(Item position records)
※ ※ ※
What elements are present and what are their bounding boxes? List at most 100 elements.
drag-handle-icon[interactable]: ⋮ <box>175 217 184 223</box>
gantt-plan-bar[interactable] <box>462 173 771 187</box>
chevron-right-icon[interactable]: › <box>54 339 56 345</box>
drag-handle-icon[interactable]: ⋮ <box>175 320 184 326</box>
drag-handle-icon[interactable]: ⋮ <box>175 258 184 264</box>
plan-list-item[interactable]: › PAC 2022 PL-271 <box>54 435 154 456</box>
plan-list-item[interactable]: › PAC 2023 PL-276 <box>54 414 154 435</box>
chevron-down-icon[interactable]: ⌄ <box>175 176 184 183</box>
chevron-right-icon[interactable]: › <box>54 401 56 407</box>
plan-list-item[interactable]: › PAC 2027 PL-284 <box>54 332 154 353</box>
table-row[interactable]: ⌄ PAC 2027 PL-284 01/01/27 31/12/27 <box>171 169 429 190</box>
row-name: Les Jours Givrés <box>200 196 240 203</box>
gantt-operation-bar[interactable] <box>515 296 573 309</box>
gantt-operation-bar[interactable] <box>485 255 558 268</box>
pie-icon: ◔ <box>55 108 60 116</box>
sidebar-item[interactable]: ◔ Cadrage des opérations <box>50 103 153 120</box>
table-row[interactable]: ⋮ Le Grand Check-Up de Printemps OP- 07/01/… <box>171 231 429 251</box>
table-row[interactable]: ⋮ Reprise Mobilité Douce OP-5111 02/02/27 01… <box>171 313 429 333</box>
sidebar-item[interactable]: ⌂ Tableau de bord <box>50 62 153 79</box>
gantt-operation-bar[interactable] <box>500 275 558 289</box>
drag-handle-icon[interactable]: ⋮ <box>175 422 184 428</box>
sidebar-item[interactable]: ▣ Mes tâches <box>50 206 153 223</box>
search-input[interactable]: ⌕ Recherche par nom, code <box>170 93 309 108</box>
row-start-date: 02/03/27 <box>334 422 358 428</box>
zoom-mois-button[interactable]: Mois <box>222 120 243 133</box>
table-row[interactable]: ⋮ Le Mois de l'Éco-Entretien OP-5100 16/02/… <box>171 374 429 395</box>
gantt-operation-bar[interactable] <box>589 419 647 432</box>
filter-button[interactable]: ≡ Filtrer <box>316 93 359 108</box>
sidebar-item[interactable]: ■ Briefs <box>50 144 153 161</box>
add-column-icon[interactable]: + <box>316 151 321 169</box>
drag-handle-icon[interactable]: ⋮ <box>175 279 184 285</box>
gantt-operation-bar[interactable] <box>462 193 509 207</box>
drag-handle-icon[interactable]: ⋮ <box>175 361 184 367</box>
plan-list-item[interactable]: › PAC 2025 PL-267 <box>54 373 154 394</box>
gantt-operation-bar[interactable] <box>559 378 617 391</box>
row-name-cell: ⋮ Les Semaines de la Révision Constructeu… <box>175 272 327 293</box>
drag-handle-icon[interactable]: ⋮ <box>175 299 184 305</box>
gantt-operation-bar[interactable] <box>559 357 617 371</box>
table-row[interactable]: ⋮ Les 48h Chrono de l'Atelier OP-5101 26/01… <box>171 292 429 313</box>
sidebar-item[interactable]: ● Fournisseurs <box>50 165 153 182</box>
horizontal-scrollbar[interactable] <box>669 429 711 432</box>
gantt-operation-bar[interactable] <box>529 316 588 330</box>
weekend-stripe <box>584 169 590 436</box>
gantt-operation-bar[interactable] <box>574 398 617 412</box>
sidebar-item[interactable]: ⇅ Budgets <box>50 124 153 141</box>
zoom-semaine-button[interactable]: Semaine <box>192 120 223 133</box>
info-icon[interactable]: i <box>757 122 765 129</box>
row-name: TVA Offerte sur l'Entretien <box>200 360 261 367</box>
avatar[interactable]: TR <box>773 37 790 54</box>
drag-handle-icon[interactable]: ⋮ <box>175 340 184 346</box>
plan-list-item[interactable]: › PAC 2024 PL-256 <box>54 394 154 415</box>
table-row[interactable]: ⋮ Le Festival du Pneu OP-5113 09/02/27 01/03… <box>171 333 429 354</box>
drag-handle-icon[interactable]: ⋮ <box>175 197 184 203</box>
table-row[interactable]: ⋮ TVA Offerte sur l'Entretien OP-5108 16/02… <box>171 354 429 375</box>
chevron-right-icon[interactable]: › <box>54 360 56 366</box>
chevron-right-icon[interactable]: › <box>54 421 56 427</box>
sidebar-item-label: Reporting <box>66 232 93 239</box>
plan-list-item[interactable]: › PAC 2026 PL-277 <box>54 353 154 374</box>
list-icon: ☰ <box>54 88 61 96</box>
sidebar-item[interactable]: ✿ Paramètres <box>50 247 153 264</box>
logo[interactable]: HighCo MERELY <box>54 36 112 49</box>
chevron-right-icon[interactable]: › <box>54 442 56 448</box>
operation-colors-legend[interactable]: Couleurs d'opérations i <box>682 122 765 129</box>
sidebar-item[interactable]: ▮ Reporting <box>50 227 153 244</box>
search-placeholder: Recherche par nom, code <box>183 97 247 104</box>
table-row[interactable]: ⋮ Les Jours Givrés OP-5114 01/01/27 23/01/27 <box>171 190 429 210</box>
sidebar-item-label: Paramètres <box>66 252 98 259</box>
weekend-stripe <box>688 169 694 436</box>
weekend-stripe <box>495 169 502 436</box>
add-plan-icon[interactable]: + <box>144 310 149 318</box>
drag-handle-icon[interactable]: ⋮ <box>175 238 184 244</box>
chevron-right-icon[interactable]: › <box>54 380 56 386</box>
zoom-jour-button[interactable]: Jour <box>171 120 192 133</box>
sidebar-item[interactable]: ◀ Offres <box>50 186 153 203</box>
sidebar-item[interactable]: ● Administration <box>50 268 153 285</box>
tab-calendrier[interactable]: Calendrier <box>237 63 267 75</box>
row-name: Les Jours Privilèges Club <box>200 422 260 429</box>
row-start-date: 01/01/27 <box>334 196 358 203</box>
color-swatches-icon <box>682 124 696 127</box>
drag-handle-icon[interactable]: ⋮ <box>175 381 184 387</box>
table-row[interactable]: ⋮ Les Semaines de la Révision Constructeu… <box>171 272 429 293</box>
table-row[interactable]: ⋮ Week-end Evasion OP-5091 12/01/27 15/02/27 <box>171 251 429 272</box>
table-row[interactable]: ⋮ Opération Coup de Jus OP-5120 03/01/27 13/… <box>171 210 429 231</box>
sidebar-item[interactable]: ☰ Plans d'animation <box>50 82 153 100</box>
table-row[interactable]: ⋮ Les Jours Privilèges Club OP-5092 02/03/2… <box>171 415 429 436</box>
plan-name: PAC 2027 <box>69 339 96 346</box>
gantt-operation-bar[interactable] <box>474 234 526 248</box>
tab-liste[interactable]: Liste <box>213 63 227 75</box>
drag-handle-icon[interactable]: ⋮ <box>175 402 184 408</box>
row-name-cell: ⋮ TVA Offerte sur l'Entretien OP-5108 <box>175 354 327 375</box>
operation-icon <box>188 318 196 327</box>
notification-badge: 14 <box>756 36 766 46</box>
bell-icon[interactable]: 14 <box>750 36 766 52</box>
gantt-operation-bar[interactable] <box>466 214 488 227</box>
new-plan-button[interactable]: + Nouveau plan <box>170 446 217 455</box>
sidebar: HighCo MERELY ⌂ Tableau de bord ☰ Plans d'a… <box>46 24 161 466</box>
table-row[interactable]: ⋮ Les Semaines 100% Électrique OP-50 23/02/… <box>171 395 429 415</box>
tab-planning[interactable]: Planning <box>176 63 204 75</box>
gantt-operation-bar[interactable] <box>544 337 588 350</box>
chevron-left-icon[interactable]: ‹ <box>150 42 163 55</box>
※ ※ ※
**Given task:** Copy every line of the records above word for word, without any change.

**In response:**
What elements are present and what are their bounding boxes? List at most 100 elements.
drag-handle-icon[interactable]: ⋮ <box>175 217 184 223</box>
gantt-plan-bar[interactable] <box>462 173 771 187</box>
chevron-right-icon[interactable]: › <box>54 339 56 345</box>
drag-handle-icon[interactable]: ⋮ <box>175 320 184 326</box>
drag-handle-icon[interactable]: ⋮ <box>175 258 184 264</box>
plan-list-item[interactable]: › PAC 2022 PL-271 <box>54 435 154 456</box>
plan-list-item[interactable]: › PAC 2023 PL-276 <box>54 414 154 435</box>
chevron-down-icon[interactable]: ⌄ <box>175 176 184 183</box>
chevron-right-icon[interactable]: › <box>54 401 56 407</box>
plan-list-item[interactable]: › PAC 2027 PL-284 <box>54 332 154 353</box>
table-row[interactable]: ⌄ PAC 2027 PL-284 01/01/27 31/12/27 <box>171 169 429 190</box>
row-name: Les Jours Givrés <box>200 196 240 203</box>
gantt-operation-bar[interactable] <box>515 296 573 309</box>
gantt-operation-bar[interactable] <box>485 255 558 268</box>
pie-icon: ◔ <box>55 108 60 116</box>
sidebar-item[interactable]: ◔ Cadrage des opérations <box>50 103 153 120</box>
table-row[interactable]: ⋮ Le Grand Check-Up de Printemps OP- 07/01/… <box>171 231 429 251</box>
table-row[interactable]: ⋮ Reprise Mobilité Douce OP-5111 02/02/27 01… <box>171 313 429 333</box>
sidebar-item[interactable]: ⌂ Tableau de bord <box>50 62 153 79</box>
gantt-operation-bar[interactable] <box>500 275 558 289</box>
drag-handle-icon[interactable]: ⋮ <box>175 422 184 428</box>
sidebar-item[interactable]: ▣ Mes tâches <box>50 206 153 223</box>
search-input[interactable]: ⌕ Recherche par nom, code <box>170 93 309 108</box>
row-start-date: 02/03/27 <box>334 422 358 428</box>
zoom-mois-button[interactable]: Mois <box>222 120 243 133</box>
table-row[interactable]: ⋮ Le Mois de l'Éco-Entretien OP-5100 16/02/… <box>171 374 429 395</box>
gantt-operation-bar[interactable] <box>589 419 647 432</box>
filter-button[interactable]: ≡ Filtrer <box>316 93 359 108</box>
sidebar-item[interactable]: ■ Briefs <box>50 144 153 161</box>
add-column-icon[interactable]: + <box>316 151 321 169</box>
drag-handle-icon[interactable]: ⋮ <box>175 279 184 285</box>
gantt-operation-bar[interactable] <box>462 193 509 207</box>
drag-handle-icon[interactable]: ⋮ <box>175 361 184 367</box>
plan-list-item[interactable]: › PAC 2025 PL-267 <box>54 373 154 394</box>
gantt-operation-bar[interactable] <box>559 378 617 391</box>
row-name-cell: ⋮ Les Semaines de la Révision Constructeu… <box>175 272 327 293</box>
drag-handle-icon[interactable]: ⋮ <box>175 299 184 305</box>
gantt-operation-bar[interactable] <box>559 357 617 371</box>
table-row[interactable]: ⋮ Les 48h Chrono de l'Atelier OP-5101 26/01… <box>171 292 429 313</box>
sidebar-item[interactable]: ● Fournisseurs <box>50 165 153 182</box>
horizontal-scrollbar[interactable] <box>669 429 711 432</box>
gantt-operation-bar[interactable] <box>529 316 588 330</box>
weekend-stripe <box>584 169 590 436</box>
gantt-operation-bar[interactable] <box>574 398 617 412</box>
sidebar-item[interactable]: ⇅ Budgets <box>50 124 153 141</box>
zoom-semaine-button[interactable]: Semaine <box>192 120 223 133</box>
info-icon[interactable]: i <box>757 122 765 129</box>
row-name: TVA Offerte sur l'Entretien <box>200 360 261 367</box>
avatar[interactable]: TR <box>773 37 790 54</box>
drag-handle-icon[interactable]: ⋮ <box>175 340 184 346</box>
plan-list-item[interactable]: › PAC 2024 PL-256 <box>54 394 154 415</box>
table-row[interactable]: ⋮ Le Festival du Pneu OP-5113 09/02/27 01/03… <box>171 333 429 354</box>
drag-handle-icon[interactable]: ⋮ <box>175 197 184 203</box>
table-row[interactable]: ⋮ TVA Offerte sur l'Entretien OP-5108 16/02… <box>171 354 429 375</box>
chevron-right-icon[interactable]: › <box>54 360 56 366</box>
chevron-right-icon[interactable]: › <box>54 421 56 427</box>
sidebar-item-label: Reporting <box>66 232 93 239</box>
plan-list-item[interactable]: › PAC 2026 PL-277 <box>54 353 154 374</box>
list-icon: ☰ <box>54 88 61 96</box>
sidebar-item[interactable]: ✿ Paramètres <box>50 247 153 264</box>
logo[interactable]: HighCo MERELY <box>54 36 112 49</box>
chevron-right-icon[interactable]: › <box>54 442 56 448</box>
operation-colors-legend[interactable]: Couleurs d'opérations i <box>682 122 765 129</box>
sidebar-item[interactable]: ▮ Reporting <box>50 227 153 244</box>
search-placeholder: Recherche par nom, code <box>183 97 247 104</box>
table-row[interactable]: ⋮ Les Jours Givrés OP-5114 01/01/27 23/01/27 <box>171 190 429 210</box>
sidebar-item-label: Paramètres <box>66 252 98 259</box>
weekend-stripe <box>688 169 694 436</box>
weekend-stripe <box>495 169 502 436</box>
add-plan-icon[interactable]: + <box>144 310 149 318</box>
drag-handle-icon[interactable]: ⋮ <box>175 238 184 244</box>
chevron-right-icon[interactable]: › <box>54 380 56 386</box>
zoom-jour-button[interactable]: Jour <box>171 120 192 133</box>
sidebar-item[interactable]: ◀ Offres <box>50 186 153 203</box>
sidebar-item[interactable]: ● Administration <box>50 268 153 285</box>
tab-calendrier[interactable]: Calendrier <box>237 63 267 75</box>
row-name: Les Jours Privilèges Club <box>200 422 260 429</box>
row-start-date: 01/01/27 <box>334 196 358 203</box>
color-swatches-icon <box>682 124 696 127</box>
drag-handle-icon[interactable]: ⋮ <box>175 381 184 387</box>
table-row[interactable]: ⋮ Les Semaines de la Révision Constructeu… <box>171 272 429 293</box>
table-row[interactable]: ⋮ Week-end Evasion OP-5091 12/01/27 15/02/27 <box>171 251 429 272</box>
table-row[interactable]: ⋮ Opération Coup de Jus OP-5120 03/01/27 13/… <box>171 210 429 231</box>
sidebar-item[interactable]: ☰ Plans d'animation <box>50 82 153 100</box>
table-row[interactable]: ⋮ Les Jours Privilèges Club OP-5092 02/03/2… <box>171 415 429 436</box>
plan-name: PAC 2027 <box>69 339 96 346</box>
gantt-operation-bar[interactable] <box>474 234 526 248</box>
tab-liste[interactable]: Liste <box>213 63 227 75</box>
drag-handle-icon[interactable]: ⋮ <box>175 402 184 408</box>
row-name-cell: ⋮ TVA Offerte sur l'Entretien OP-5108 <box>175 354 327 375</box>
operation-icon <box>188 318 196 327</box>
notification-badge: 14 <box>756 36 766 46</box>
bell-icon[interactable]: 14 <box>750 36 766 52</box>
gantt-operation-bar[interactable] <box>466 214 488 227</box>
new-plan-button[interactable]: + Nouveau plan <box>170 446 217 455</box>
sidebar: HighCo MERELY ⌂ Tableau de bord ☰ Plans d'a… <box>46 24 161 466</box>
table-row[interactable]: ⋮ Les Semaines 100% Électrique OP-50 23/02/… <box>171 395 429 415</box>
tab-planning[interactable]: Planning <box>176 63 204 75</box>
gantt-operation-bar[interactable] <box>544 337 588 350</box>
chevron-left-icon[interactable]: ‹ <box>150 42 163 55</box>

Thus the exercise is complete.